─── RECORDS SHOWN
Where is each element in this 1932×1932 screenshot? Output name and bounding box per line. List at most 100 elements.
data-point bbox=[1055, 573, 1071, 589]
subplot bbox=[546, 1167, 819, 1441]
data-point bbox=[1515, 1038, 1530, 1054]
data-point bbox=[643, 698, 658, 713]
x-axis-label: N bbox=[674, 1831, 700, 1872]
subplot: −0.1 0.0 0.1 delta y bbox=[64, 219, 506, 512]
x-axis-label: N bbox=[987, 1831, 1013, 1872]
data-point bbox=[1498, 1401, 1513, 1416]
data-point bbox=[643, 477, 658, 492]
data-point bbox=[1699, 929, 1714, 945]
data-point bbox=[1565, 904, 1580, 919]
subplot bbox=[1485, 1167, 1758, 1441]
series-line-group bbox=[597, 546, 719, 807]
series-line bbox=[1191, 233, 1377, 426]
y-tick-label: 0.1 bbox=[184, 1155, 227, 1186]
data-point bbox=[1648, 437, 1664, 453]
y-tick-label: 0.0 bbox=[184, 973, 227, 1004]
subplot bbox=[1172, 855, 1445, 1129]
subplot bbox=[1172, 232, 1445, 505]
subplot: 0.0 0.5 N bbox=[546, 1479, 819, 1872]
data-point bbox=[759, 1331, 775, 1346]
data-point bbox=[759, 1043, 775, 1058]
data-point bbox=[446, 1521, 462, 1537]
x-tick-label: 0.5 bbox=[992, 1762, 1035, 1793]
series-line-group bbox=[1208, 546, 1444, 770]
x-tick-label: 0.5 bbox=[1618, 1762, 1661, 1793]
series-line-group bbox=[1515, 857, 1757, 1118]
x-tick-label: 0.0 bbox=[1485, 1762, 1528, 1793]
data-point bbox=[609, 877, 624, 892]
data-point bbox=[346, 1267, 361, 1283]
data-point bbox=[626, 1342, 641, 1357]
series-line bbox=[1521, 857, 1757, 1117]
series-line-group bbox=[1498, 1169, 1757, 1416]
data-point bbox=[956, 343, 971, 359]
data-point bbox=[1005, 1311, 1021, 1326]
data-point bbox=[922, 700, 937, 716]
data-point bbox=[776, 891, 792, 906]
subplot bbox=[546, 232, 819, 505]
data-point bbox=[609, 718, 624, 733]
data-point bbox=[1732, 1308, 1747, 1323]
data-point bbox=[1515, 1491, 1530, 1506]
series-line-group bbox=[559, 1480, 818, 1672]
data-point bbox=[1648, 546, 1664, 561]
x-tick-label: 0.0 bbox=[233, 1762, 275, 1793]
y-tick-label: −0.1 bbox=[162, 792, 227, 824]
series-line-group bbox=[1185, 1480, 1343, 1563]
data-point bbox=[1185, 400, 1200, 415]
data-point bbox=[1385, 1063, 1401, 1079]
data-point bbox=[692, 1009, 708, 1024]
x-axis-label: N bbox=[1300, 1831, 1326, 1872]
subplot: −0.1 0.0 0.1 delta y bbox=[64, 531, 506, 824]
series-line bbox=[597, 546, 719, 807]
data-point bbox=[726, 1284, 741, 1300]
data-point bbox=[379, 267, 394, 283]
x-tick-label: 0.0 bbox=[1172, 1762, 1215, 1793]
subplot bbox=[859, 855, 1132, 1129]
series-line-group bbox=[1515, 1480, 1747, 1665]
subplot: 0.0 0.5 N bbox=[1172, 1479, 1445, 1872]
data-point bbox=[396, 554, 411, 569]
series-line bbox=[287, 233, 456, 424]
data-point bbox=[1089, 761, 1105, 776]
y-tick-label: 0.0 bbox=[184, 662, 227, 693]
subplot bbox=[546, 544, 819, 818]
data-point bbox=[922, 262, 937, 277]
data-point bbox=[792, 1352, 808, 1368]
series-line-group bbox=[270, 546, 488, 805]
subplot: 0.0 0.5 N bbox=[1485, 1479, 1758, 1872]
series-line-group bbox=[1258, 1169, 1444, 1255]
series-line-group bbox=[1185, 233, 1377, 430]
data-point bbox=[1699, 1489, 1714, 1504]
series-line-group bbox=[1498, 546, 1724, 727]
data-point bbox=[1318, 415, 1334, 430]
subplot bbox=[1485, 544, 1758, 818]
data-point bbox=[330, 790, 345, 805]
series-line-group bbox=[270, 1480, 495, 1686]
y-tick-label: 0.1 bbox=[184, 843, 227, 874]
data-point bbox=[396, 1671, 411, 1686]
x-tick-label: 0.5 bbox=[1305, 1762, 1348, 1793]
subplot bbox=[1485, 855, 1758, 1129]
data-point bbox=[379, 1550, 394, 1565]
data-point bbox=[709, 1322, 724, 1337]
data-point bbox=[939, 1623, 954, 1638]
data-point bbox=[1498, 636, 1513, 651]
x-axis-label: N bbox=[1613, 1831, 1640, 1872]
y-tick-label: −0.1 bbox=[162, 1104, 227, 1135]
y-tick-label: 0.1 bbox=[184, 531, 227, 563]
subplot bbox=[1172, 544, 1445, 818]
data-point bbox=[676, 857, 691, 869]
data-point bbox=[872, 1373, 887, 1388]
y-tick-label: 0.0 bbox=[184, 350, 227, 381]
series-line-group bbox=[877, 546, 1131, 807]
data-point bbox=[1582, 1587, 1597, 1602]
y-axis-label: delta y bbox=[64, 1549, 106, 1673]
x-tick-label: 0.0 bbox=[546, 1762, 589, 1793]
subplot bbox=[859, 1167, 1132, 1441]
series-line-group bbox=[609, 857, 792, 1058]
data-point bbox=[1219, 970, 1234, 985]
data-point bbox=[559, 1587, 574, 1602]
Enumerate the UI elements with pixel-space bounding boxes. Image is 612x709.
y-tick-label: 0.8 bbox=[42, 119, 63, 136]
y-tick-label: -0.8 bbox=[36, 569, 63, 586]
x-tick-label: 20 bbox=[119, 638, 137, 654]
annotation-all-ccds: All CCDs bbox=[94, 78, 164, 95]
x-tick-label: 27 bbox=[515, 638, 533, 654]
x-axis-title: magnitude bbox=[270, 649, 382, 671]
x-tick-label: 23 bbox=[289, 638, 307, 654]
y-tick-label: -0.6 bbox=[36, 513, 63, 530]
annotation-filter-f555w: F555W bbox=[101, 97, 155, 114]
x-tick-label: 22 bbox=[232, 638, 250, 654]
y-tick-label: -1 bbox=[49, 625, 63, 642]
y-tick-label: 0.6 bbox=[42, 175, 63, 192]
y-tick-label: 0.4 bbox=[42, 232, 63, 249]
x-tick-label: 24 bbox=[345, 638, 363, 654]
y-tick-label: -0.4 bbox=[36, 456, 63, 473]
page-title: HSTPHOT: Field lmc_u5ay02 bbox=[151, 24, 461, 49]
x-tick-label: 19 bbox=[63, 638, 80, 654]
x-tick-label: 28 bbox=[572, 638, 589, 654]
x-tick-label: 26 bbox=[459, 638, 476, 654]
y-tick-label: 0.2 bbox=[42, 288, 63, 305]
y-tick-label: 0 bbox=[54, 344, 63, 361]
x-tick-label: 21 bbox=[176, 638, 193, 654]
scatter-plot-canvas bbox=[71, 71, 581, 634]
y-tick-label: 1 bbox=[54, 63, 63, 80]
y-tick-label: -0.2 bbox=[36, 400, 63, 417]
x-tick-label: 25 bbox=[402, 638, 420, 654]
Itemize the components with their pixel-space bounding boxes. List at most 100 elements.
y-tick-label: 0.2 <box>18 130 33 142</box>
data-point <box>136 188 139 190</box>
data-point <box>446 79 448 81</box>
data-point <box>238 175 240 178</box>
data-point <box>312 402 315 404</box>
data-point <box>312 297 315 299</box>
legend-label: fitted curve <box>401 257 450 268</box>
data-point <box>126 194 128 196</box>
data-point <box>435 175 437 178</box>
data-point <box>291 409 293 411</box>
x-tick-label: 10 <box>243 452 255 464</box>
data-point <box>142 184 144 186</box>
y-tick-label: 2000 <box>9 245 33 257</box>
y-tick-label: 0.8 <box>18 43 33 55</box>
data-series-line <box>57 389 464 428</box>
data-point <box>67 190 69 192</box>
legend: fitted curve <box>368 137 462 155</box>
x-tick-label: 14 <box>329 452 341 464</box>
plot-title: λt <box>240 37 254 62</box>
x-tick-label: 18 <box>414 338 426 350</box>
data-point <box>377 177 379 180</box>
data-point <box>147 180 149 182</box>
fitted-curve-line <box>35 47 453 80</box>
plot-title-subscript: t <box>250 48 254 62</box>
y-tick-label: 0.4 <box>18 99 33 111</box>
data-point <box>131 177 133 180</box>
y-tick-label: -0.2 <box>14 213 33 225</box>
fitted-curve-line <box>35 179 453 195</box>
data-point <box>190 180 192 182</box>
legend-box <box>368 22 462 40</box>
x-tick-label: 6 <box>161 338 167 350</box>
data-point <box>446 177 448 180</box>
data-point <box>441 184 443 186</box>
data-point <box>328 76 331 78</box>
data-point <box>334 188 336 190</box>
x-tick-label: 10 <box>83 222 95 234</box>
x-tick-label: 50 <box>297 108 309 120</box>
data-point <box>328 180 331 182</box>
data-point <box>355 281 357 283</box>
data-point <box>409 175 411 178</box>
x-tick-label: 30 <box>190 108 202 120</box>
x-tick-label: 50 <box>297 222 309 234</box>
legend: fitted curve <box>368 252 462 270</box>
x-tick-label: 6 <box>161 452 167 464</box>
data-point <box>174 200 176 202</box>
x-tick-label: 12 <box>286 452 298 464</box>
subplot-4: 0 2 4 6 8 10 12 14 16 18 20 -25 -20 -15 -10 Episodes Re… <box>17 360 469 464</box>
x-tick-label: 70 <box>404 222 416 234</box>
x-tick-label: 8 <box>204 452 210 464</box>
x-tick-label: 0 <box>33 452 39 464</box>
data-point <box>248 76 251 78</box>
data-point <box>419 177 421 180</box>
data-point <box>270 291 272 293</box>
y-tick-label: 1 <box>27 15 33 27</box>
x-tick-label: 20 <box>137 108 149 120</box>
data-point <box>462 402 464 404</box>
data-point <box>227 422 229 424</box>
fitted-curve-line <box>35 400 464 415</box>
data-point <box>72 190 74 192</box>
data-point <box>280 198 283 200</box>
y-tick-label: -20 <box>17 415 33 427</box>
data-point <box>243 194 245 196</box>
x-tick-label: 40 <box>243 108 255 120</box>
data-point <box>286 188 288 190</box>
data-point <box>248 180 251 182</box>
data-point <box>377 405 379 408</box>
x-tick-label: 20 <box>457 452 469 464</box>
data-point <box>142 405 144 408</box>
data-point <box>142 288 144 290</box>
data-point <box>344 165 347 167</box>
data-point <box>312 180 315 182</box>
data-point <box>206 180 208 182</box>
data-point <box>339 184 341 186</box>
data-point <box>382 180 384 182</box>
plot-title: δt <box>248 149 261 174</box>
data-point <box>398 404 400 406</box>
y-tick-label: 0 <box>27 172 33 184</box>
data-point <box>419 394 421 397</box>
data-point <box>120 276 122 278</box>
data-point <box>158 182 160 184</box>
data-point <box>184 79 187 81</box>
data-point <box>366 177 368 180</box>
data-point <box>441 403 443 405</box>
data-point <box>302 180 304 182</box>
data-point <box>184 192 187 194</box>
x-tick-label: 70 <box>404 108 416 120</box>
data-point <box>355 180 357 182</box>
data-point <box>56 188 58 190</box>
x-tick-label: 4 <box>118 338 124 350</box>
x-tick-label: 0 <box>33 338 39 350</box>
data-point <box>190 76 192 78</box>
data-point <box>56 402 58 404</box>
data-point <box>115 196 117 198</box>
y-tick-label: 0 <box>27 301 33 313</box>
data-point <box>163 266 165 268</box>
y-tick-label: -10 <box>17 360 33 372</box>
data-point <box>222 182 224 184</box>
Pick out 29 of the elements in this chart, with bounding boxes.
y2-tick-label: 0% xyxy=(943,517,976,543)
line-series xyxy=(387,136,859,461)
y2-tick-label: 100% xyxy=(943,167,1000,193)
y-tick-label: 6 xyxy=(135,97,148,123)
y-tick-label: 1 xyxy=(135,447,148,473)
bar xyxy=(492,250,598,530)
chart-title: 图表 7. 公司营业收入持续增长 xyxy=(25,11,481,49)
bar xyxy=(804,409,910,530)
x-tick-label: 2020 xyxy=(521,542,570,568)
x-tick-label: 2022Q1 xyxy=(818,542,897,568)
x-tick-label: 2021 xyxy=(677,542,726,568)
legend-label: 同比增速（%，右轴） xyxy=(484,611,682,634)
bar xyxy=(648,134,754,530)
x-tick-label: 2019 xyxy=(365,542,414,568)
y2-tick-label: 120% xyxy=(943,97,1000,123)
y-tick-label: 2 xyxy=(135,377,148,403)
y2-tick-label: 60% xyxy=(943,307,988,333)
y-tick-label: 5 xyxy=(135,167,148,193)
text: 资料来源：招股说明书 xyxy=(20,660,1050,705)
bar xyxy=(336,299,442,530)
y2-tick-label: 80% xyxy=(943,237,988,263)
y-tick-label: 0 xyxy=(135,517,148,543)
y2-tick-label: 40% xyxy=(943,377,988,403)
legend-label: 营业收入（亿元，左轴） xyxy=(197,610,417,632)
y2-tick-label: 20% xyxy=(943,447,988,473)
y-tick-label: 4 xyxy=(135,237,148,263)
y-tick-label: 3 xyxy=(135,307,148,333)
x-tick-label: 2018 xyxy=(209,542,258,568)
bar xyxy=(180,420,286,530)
──────
## BRIEF
Output everything from the start of the material down to and including the line with "x-axis-label: N bbox=[987, 1831, 1013, 1872]" as a numbered list, skipping any blank lines.

## EXPECTED ANSWER
1. Where is each element in this 1932×1932 screenshot? Output name and bounding box per line. List at most 100 elements.
2. data-point bbox=[1055, 573, 1071, 589]
3. subplot bbox=[546, 1167, 819, 1441]
4. data-point bbox=[1515, 1038, 1530, 1054]
5. data-point bbox=[643, 698, 658, 713]
6. x-axis-label: N bbox=[674, 1831, 700, 1872]
7. subplot: −0.1 0.0 0.1 delta y bbox=[64, 219, 506, 512]
8. x-axis-label: N bbox=[987, 1831, 1013, 1872]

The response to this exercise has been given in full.